§ **DIRECTIVE**: Your task is to copy each line that has the word "tentation".

**** PROVIDED RECORDS

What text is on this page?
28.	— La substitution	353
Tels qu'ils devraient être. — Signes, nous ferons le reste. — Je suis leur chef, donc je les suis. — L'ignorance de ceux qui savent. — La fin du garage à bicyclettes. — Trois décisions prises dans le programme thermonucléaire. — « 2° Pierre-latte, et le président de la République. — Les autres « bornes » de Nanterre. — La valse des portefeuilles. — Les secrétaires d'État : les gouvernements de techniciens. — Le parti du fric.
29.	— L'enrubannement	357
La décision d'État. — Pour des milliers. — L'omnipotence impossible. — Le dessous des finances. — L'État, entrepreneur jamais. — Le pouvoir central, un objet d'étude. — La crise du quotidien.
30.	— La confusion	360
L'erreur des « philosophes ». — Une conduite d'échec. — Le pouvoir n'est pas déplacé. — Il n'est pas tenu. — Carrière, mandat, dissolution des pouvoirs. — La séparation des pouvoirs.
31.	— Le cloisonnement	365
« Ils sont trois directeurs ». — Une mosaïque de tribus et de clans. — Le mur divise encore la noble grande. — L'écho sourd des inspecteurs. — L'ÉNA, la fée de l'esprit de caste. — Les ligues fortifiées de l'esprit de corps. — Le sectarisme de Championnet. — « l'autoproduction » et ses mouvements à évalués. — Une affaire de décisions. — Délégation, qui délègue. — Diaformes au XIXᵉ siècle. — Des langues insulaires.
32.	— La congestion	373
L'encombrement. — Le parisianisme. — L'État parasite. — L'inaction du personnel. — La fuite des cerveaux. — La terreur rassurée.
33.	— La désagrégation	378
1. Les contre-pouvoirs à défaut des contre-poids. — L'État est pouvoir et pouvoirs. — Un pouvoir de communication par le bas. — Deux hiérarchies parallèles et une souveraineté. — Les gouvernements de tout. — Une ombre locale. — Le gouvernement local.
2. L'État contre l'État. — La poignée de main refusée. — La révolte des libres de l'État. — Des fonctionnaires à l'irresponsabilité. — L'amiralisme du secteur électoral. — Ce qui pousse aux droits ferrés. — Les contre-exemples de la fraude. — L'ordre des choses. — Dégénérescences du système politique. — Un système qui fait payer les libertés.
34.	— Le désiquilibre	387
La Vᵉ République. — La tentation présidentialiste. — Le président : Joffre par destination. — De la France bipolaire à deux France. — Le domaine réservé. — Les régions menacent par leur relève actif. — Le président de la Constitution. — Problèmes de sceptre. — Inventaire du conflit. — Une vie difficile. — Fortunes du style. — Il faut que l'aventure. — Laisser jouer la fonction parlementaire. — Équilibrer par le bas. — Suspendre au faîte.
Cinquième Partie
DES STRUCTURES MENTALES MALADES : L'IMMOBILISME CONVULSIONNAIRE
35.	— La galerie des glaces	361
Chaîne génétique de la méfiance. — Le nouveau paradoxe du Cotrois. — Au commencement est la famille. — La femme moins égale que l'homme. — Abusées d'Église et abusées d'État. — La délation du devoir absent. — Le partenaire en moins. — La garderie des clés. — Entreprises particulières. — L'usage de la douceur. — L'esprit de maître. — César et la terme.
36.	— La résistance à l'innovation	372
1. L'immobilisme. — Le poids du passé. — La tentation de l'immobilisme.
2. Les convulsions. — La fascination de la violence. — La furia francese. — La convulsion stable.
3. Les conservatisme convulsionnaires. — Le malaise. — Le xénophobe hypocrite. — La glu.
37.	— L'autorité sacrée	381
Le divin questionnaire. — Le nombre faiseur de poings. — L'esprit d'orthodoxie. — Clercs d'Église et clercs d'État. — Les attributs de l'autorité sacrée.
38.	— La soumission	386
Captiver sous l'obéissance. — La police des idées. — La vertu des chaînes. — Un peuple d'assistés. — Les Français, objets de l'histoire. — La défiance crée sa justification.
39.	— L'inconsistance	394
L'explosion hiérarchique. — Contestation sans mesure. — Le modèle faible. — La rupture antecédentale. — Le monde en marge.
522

********

§ **PROBLEM SOLUTION**:
La Vᵉ République. — La tentation présidentialiste. — Le président : Joffre par destination. — De la France bipolaire à deux France. — Le domaine réservé. — Les régions menacent par leur relève actif. — Le président de la Constitution. — Problèmes de sceptre. — Inventaire du conflit. — Une vie difficile. — Fortunes du style. — Il faut que l'aventure. — Laisser jouer la fonction parlementaire. — Équilibrer par le bas. — Suspendre au faîte.
1. L'immobilisme. — Le poids du passé. — La tentation de l'immobilisme.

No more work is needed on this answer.